Write the records out again, precisely as they stand.
* START STORED DATA *
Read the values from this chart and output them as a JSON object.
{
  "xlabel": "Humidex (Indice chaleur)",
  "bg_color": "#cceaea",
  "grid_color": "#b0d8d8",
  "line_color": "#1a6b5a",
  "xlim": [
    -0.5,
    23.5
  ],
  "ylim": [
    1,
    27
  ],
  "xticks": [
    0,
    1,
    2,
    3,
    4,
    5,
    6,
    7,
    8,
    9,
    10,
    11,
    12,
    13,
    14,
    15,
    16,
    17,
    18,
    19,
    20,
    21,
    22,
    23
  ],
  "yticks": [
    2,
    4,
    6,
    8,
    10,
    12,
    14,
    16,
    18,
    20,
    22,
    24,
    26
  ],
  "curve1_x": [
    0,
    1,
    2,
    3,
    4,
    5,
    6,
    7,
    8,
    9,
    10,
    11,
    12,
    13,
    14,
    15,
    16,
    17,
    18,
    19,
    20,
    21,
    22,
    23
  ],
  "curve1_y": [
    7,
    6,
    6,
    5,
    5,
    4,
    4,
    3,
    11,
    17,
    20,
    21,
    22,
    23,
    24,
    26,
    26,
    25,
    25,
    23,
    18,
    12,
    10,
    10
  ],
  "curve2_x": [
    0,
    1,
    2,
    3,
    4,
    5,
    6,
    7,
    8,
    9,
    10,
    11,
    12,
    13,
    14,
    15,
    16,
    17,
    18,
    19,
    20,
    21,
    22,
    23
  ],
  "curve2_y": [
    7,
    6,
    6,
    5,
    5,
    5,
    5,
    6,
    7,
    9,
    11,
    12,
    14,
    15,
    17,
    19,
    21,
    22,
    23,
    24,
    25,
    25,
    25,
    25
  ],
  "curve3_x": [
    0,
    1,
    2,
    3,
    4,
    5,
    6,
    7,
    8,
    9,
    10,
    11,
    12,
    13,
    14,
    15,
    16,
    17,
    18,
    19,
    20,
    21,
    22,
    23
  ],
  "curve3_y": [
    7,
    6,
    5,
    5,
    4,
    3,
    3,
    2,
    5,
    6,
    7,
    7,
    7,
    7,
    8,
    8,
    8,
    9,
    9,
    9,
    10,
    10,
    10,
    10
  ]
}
* END STORED DATA *
[EXERCISE RESULT]
Read the values from this chart and output them as a JSON object.
{
  "xlabel": "Humidex (Indice chaleur)",
  "bg_color": "#cceaea",
  "grid_color": "#b0d8d8",
  "line_color": "#1a6b5a",
  "xlim": [
    -0.5,
    23.5
  ],
  "ylim": [
    1,
    27
  ],
  "xticks": [
    0,
    1,
    2,
    3,
    4,
    5,
    6,
    7,
    8,
    9,
    10,
    11,
    12,
    13,
    14,
    15,
    16,
    17,
    18,
    19,
    20,
    21,
    22,
    23
  ],
  "yticks": [
    2,
    4,
    6,
    8,
    10,
    12,
    14,
    16,
    18,
    20,
    22,
    24,
    26
  ],
  "curve1_x": [
    0,
    1,
    2,
    3,
    4,
    5,
    6,
    7,
    8,
    9,
    10,
    11,
    12,
    13,
    14,
    15,
    16,
    17,
    18,
    19,
    20,
    21,
    22,
    23
  ],
  "curve1_y": [
    7,
    6,
    6,
    5,
    5,
    4,
    4,
    3,
    11,
    17,
    20,
    21,
    22,
    23,
    24,
    26,
    26,
    25,
    25,
    23,
    18,
    12,
    10,
    10
  ],
  "curve2_x": [
    0,
    1,
    2,
    3,
    4,
    5,
    6,
    7,
    8,
    9,
    10,
    11,
    12,
    13,
    14,
    15,
    16,
    17,
    18,
    19,
    20,
    21,
    22,
    23
  ],
  "curve2_y": [
    7,
    6,
    6,
    5,
    5,
    5,
    5,
    6,
    7,
    9,
    11,
    12,
    14,
    15,
    17,
    19,
    21,
    22,
    23,
    24,
    25,
    25,
    25,
    25
  ],
  "curve3_x": [
    0,
    1,
    2,
    3,
    4,
    5,
    6,
    7,
    8,
    9,
    10,
    11,
    12,
    13,
    14,
    15,
    16,
    17,
    18,
    19,
    20,
    21,
    22,
    23
  ],
  "curve3_y": [
    7,
    6,
    5,
    5,
    4,
    3,
    3,
    2,
    5,
    6,
    7,
    7,
    7,
    7,
    8,
    8,
    8,
    9,
    9,
    9,
    10,
    10,
    10,
    10
  ]
}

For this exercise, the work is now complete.